(Stored data entries)
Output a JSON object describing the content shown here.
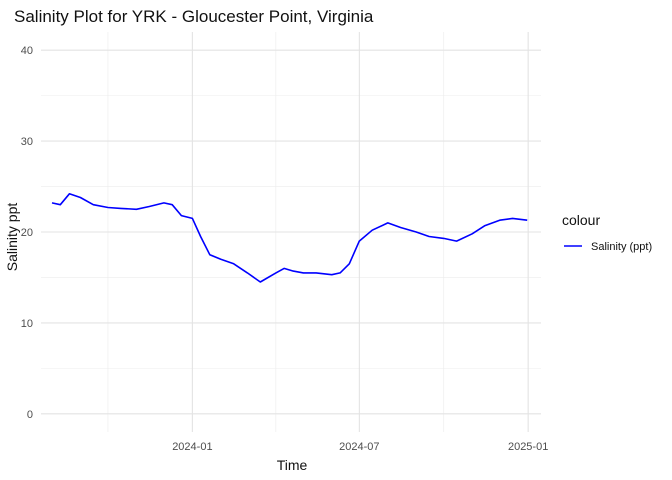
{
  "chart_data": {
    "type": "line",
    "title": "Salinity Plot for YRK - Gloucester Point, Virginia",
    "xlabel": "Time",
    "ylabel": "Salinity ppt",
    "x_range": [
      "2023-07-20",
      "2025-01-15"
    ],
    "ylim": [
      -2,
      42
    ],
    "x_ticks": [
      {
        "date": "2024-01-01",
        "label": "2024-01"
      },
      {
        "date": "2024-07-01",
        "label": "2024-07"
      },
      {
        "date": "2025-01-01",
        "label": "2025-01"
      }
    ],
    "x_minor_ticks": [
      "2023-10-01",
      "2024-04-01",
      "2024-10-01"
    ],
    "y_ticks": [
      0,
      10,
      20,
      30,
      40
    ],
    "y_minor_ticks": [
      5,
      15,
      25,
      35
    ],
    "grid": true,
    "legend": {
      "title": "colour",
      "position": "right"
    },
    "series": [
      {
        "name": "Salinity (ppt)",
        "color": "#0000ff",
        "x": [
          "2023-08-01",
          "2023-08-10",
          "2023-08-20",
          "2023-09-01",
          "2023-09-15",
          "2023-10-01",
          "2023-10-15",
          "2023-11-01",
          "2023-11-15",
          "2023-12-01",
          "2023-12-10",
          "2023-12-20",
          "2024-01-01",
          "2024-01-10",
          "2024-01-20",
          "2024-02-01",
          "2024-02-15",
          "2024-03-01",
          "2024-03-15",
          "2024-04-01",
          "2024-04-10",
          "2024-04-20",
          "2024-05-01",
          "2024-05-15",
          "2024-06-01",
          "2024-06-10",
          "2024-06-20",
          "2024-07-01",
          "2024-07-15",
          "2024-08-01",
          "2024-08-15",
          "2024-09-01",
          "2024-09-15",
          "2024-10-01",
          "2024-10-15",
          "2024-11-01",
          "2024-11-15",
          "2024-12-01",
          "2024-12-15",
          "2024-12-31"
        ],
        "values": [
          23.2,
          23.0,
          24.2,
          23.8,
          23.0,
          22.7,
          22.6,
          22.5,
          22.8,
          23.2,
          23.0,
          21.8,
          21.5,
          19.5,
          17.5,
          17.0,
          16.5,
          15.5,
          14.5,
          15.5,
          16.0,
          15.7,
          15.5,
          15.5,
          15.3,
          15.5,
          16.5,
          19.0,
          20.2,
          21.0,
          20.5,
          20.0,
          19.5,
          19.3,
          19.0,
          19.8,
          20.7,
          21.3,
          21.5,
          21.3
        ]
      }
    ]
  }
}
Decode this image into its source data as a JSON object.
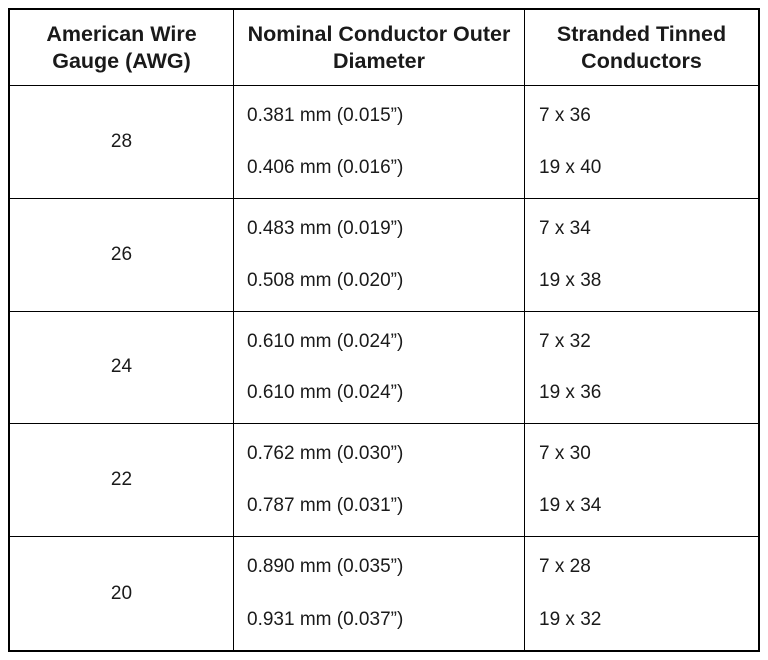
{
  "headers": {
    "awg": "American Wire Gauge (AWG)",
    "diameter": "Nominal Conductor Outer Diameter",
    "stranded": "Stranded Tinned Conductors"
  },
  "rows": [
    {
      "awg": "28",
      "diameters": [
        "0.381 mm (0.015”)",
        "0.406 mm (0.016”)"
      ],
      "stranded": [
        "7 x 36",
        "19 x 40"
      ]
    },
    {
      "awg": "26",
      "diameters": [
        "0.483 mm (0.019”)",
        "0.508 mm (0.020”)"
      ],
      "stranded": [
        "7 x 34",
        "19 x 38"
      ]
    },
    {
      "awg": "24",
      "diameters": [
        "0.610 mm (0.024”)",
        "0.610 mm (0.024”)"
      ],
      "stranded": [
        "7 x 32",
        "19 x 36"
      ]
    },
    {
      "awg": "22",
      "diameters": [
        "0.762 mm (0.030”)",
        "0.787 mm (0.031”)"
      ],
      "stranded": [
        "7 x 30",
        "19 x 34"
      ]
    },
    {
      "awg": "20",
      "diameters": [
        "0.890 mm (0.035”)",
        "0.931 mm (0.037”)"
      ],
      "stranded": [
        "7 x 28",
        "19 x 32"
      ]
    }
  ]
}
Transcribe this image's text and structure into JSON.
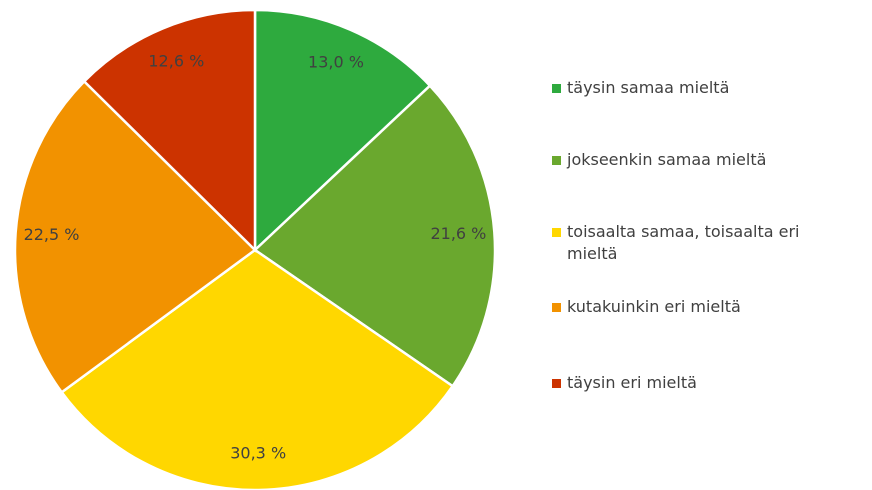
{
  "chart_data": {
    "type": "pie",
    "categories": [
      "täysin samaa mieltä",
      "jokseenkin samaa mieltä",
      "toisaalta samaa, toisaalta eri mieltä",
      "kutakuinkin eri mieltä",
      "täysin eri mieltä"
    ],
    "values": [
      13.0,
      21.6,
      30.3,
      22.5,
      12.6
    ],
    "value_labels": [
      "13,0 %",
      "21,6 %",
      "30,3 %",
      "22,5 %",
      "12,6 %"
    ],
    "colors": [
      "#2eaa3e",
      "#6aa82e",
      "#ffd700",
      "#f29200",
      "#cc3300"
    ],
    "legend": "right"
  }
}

Exercise aim
Omit the pictures and write out the lines above from the one with "Transcribe this image's" through the last, unchanged.

Exercise response
Transcribe this image's text and structure into JSON.
{
  "chart_data": {
    "type": "pie",
    "categories": [
      "täysin samaa mieltä",
      "jokseenkin samaa mieltä",
      "toisaalta samaa, toisaalta eri mieltä",
      "kutakuinkin eri mieltä",
      "täysin eri mieltä"
    ],
    "values": [
      13.0,
      21.6,
      30.3,
      22.5,
      12.6
    ],
    "value_labels": [
      "13,0 %",
      "21,6 %",
      "30,3 %",
      "22,5 %",
      "12,6 %"
    ],
    "colors": [
      "#2eaa3e",
      "#6aa82e",
      "#ffd700",
      "#f29200",
      "#cc3300"
    ],
    "legend": "right"
  }
}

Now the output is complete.